_PROBLEM DETAILS_: Check every line for the word "охраны" and give the number of lines where it occurs, nothing else.

_MATERIAL FOR THE TASK_:
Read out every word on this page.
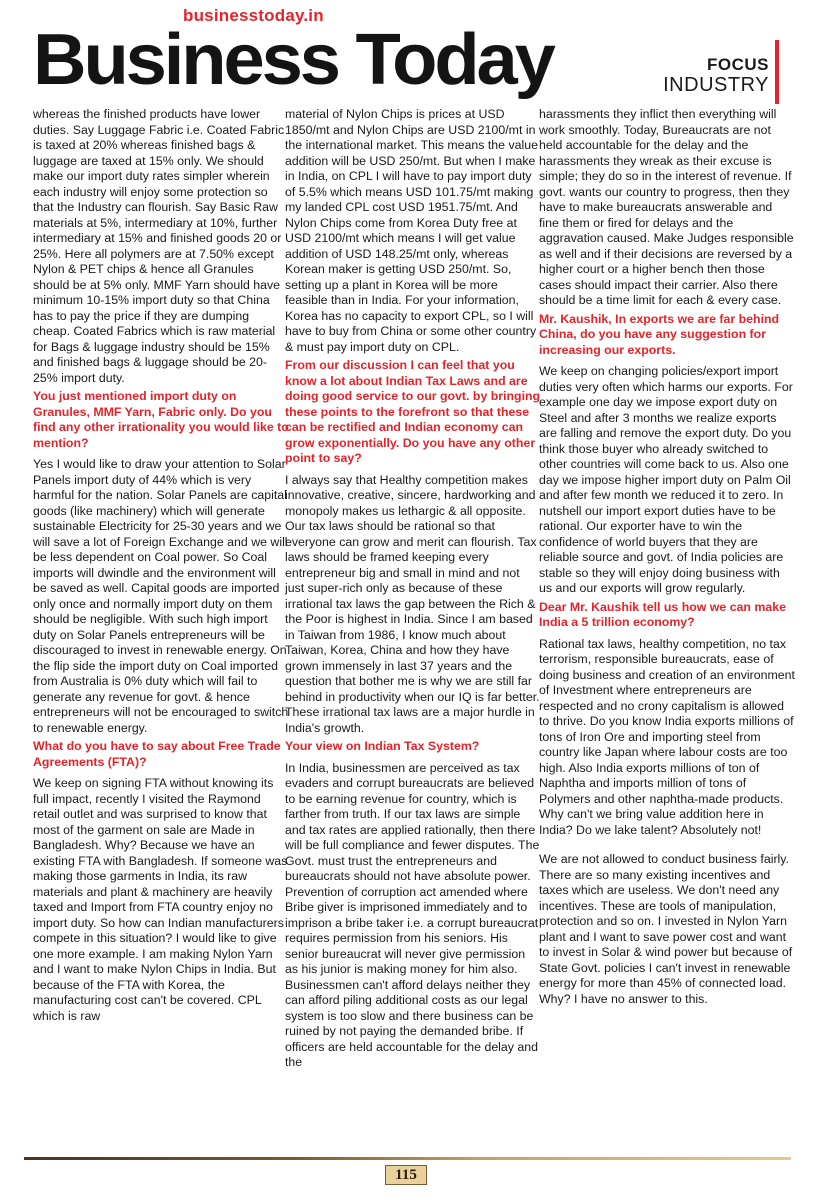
businesstoday.in
Business Today	FOCUS
INDUSTRY

whereas the finished products have lower duties. Say Luggage Fabric i.e. Coated Fabric is taxed at 20% whereas finished bags & luggage are taxed at 15% only. We should make our import duty rates simpler wherein each industry will enjoy some protection so that the Industry can flourish. Say Basic Raw materials at 5%, intermediary at 10%, further intermediary at 15% and finished goods 20 or 25%. Here all polymers are at 7.50% except Nylon & PET chips & hence all Granules should be at 5% only. MMF Yarn should have minimum 10-15% import duty so that China has to pay the price if they are dumping cheap. Coated Fabrics which is raw material for Bags & luggage industry should be 15% and finished bags & luggage should be 20-25% import duty.

You just mentioned import duty on Granules, MMF Yarn, Fabric only. Do you find any other irrationality you would like to mention?

Yes I would like to draw your attention to Solar Panels import duty of 44% which is very harmful for the nation. Solar Panels are capital goods (like machinery) which will generate sustainable Electricity for 25-30 years and we will save a lot of Foreign Exchange and we will be less dependent on Coal power. So Coal imports will dwindle and the environment will be saved as well. Capital goods are imported only once and normally import duty on them should be negligible. With such high import duty on Solar Panels entrepreneurs will be discouraged to invest in renewable energy. On the flip side the import duty on Coal imported from Australia is 0% duty which will fail to generate any revenue for govt. & hence entrepreneurs will not be encouraged to switch to renewable energy.

What do you have to say about Free Trade Agreements (FTA)?

We keep on signing FTA without knowing its full impact, recently I visited the Raymond retail outlet and was surprised to know that most of the garment on sale are Made in Bangladesh. Why? Because we have an existing FTA with Bangladesh. If someone was making those garments in India, its raw materials and plant & machinery are heavily taxed and Import from FTA country enjoy no import duty. So how can Indian manufacturers compete in this situation? I would like to give one more example. I am making Nylon Yarn and I want to make Nylon Chips in India. But because of the FTA with Korea, the manufacturing cost can't be covered. CPL which is raw

material of Nylon Chips is prices at USD 1850/mt and Nylon Chips are USD 2100/mt in the international market. This means the value addition will be USD 250/mt. But when I make in India, on CPL I will have to pay import duty of 5.5% which means USD 101.75/mt making my landed CPL cost USD 1951.75/mt. And Nylon Chips come from Korea Duty free at USD 2100/mt which means I will get value addition of USD 148.25/mt only, whereas Korean maker is getting USD 250/mt. So, setting up a plant in Korea will be more feasible than in India. For your information, Korea has no capacity to export CPL, so I will have to buy from China or some other country & must pay import duty on CPL.

From our discussion I can feel that you know a lot about Indian Tax Laws and are doing good service to our govt. by bringing these points to the forefront so that these can be rectified and Indian economy can grow exponentially. Do you have any other point to say?

I always say that Healthy competition makes innovative, creative, sincere, hardworking and monopoly makes us lethargic & all opposite. Our tax laws should be rational so that everyone can grow and merit can flourish. Tax laws should be framed keeping every entrepreneur big and small in mind and not just super-rich only as because of these irrational tax laws the gap between the Rich & the Poor is highest in India. Since I am based in Taiwan from 1986, I know much about Taiwan, Korea, China and how they have grown immensely in last 37 years and the question that bother me is why we are still far behind in productivity when our IQ is far better. These irrational tax laws are a major hurdle in India's growth.

Your view on Indian Tax System?

In India, businessmen are perceived as tax evaders and corrupt bureaucrats are believed to be earning revenue for country, which is farther from truth. If our tax laws are simple and tax rates are applied rationally, then there will be full compliance and fewer disputes. The Govt. must trust the entrepreneurs and bureaucrats should not have absolute power. Prevention of corruption act amended where Bribe giver is imprisoned immediately and to imprison a bribe taker i.e. a corrupt bureaucrat requires permission from his seniors. His senior bureaucrat will never give permission as his junior is making money for him also. Businessmen can't afford delays neither they can afford piling additional costs as our legal system is too slow and there business can be ruined by not paying the demanded bribe. If officers are held accountable for the delay and the

harassments they inflict then everything will work smoothly. Today, Bureaucrats are not held accountable for the delay and the harassments they wreak as their excuse is simple; they do so in the interest of revenue. If govt. wants our country to progress, then they have to make bureaucrats answerable and fine them or fired for delays and the aggravation caused. Make Judges responsible as well and if their decisions are reversed by a higher court or a higher bench then those cases should impact their carrier. Also there should be a time limit for each & every case.

Mr. Kaushik, In exports we are far behind China, do you have any suggestion for increasing our exports.

We keep on changing policies/export import duties very often which harms our exports. For example one day we impose export duty on Steel and after 3 months we realize exports are falling and remove the export duty. Do you think those buyer who already switched to other countries will come back to us. Also one day we impose higher import duty on Palm Oil and after few month we reduced it to zero. In nutshell our import export duties have to be rational. Our exporter have to win the confidence of world buyers that they are reliable source and govt. of India policies are stable so they will enjoy doing business with us and our exports will grow regularly.

Dear Mr. Kaushik tell us how we can make India a 5 trillion economy?

Rational tax laws, healthy competition, no tax terrorism, responsible bureaucrats, ease of doing business and creation of an environment of Investment where entrepreneurs are respected and no crony capitalism is allowed to thrive. Do you know India exports millions of tons of Iron Ore and importing steel from country like Japan where labour costs are too high. Also India exports millions of ton of Naphtha and imports million of tons of Polymers and other naphtha-made products. Why can't we bring value addition here in India? Do we lake talent? Absolutely not!

We are not allowed to conduct business fairly. There are so many existing incentives and taxes which are useless. We don't need any incentives. These are tools of manipulation, protection and so on. I invested in Nylon Yarn plant and I want to save power cost and want to invest in Solar & wind power but because of State Govt. policies I can't invest in renewable energy for more than 45% of connected load. Why? I have no answer to this.

115
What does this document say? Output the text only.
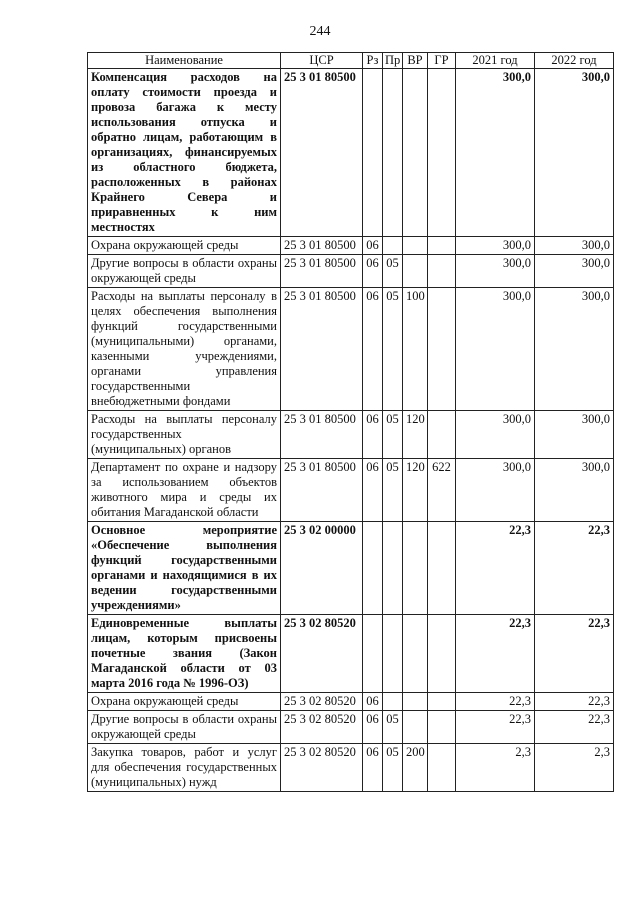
244
Наименование	ЦСР	Рз	Пр	ВР	ГР	2021 год	2022 год
Компенсация расходов на оплату стоимости проезда и провоза багажа к месту использования отпуска и обратно лицам, работающим в организациях, финансируемых из областного бюджета, расположенных в районах Крайнего Севера и приравненных к ним местностях	25 3 01 80500					300,0	300,0
Охрана окружающей среды	25 3 01 80500	06				300,0	300,0
Другие вопросы в области охраны окружающей среды	25 3 01 80500	06	05			300,0	300,0
Расходы на выплаты персоналу в целях обеспечения выполнения функций государственными (муниципальными) органами, казенными учреждениями, органами управления государственными внебюджетными фондами	25 3 01 80500	06	05	100		300,0	300,0
Расходы на выплаты персоналу государственных (муниципальных) органов	25 3 01 80500	06	05	120		300,0	300,0
Департамент по охране и надзору за использованием объектов животного мира и среды их обитания Магаданской области	25 3 01 80500	06	05	120	622	300,0	300,0
Основное мероприятие «Обеспечение выполнения функций государственными органами и находящимися в их ведении государственными учреждениями»	25 3 02 00000					22,3	22,3
Единовременные выплаты лицам, которым присвоены почетные звания (Закон Магаданской области от 03 марта 2016 года № 1996-ОЗ)	25 3 02 80520					22,3	22,3
Охрана окружающей среды	25 3 02 80520	06				22,3	22,3
Другие вопросы в области охраны окружающей среды	25 3 02 80520	06	05			22,3	22,3
Закупка товаров, работ и услуг для обеспечения государственных (муниципальных) нужд	25 3 02 80520	06	05	200		2,3	2,3
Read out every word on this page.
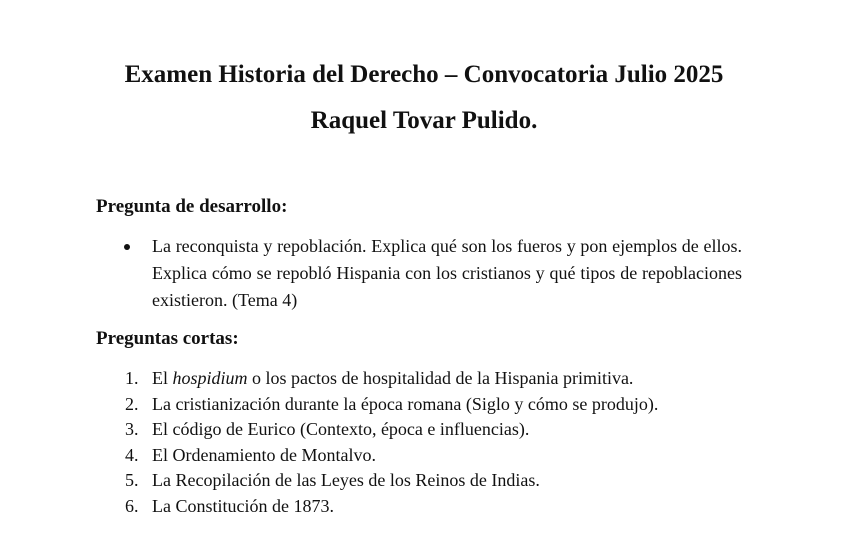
Examen Historia del Derecho – Convocatoria Julio 2025
Raquel Tovar Pulido.

Pregunta de desarrollo:

La reconquista y repoblación. Explica qué son los fueros y pon ejemplos de ellos. Explica cómo se repobló Hispania con los cristianos y qué tipos de repoblaciones existieron. (Tema 4)

Preguntas cortas:

1. El hospidium o los pactos de hospitalidad de la Hispania primitiva.
2. La cristianización durante la época romana (Siglo y cómo se produjo).
3. El código de Eurico (Contexto, época e influencias).
4. El Ordenamiento de Montalvo.
5. La Recopilación de las Leyes de los Reinos de Indias.
6. La Constitución de 1873.
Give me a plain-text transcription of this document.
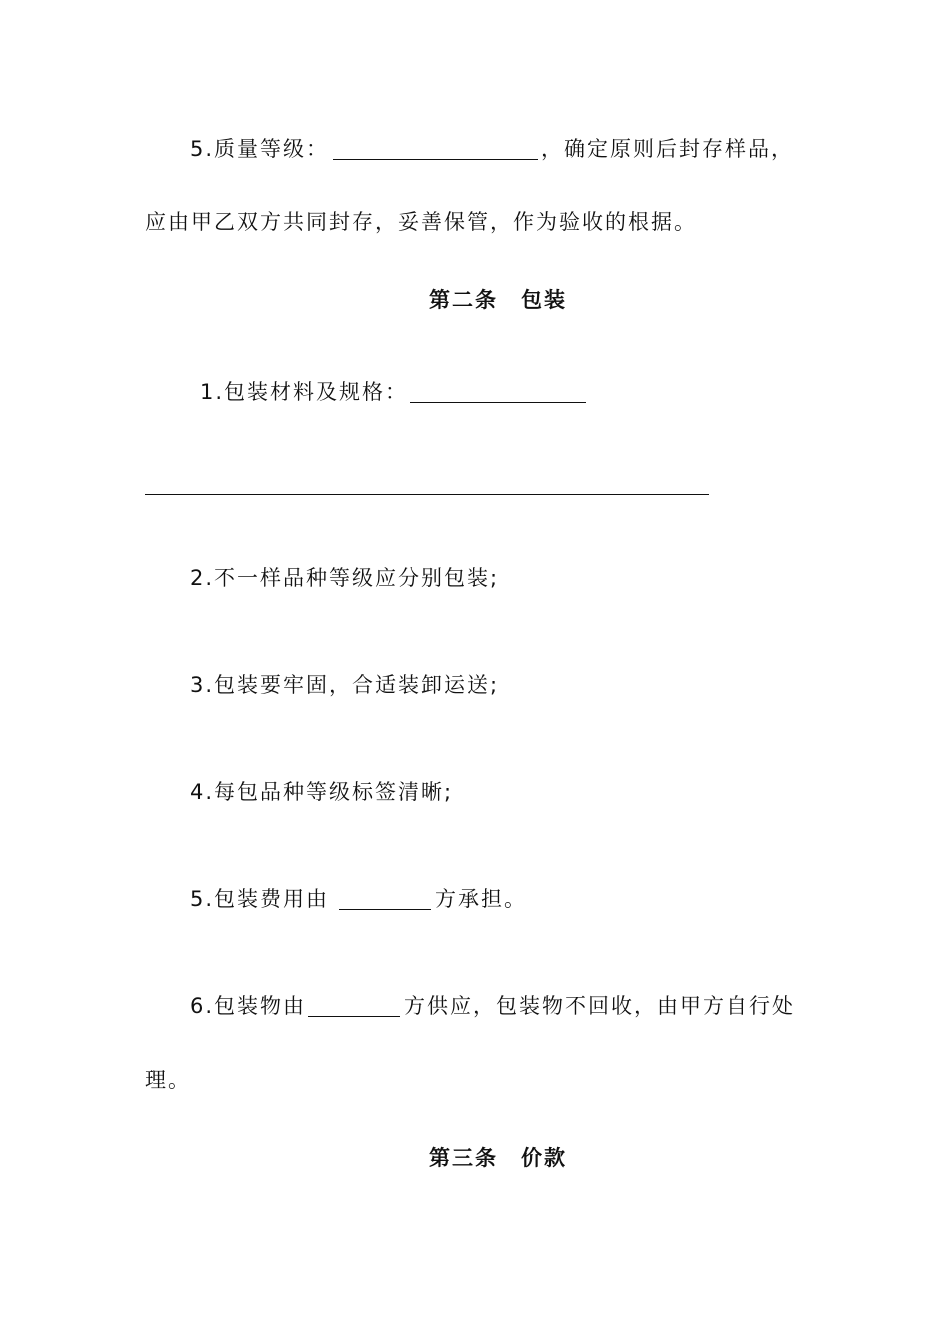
5.质量等级：	，确定原则后封存样品，
应由甲乙双方共同封存，妥善保管，作为验收的根据。
第二条　包装
1.包装材料及规格：
2.不一样品种等级应分别包装;
3.包装要牢固，合适装卸运送;
4.每包品种等级标签清晰;
5.包装费用由	方承担。
6.包装物由	方供应，包装物不回收，由甲方自行处
理。
第三条　价款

_EXERCISE OUTPUT_: 2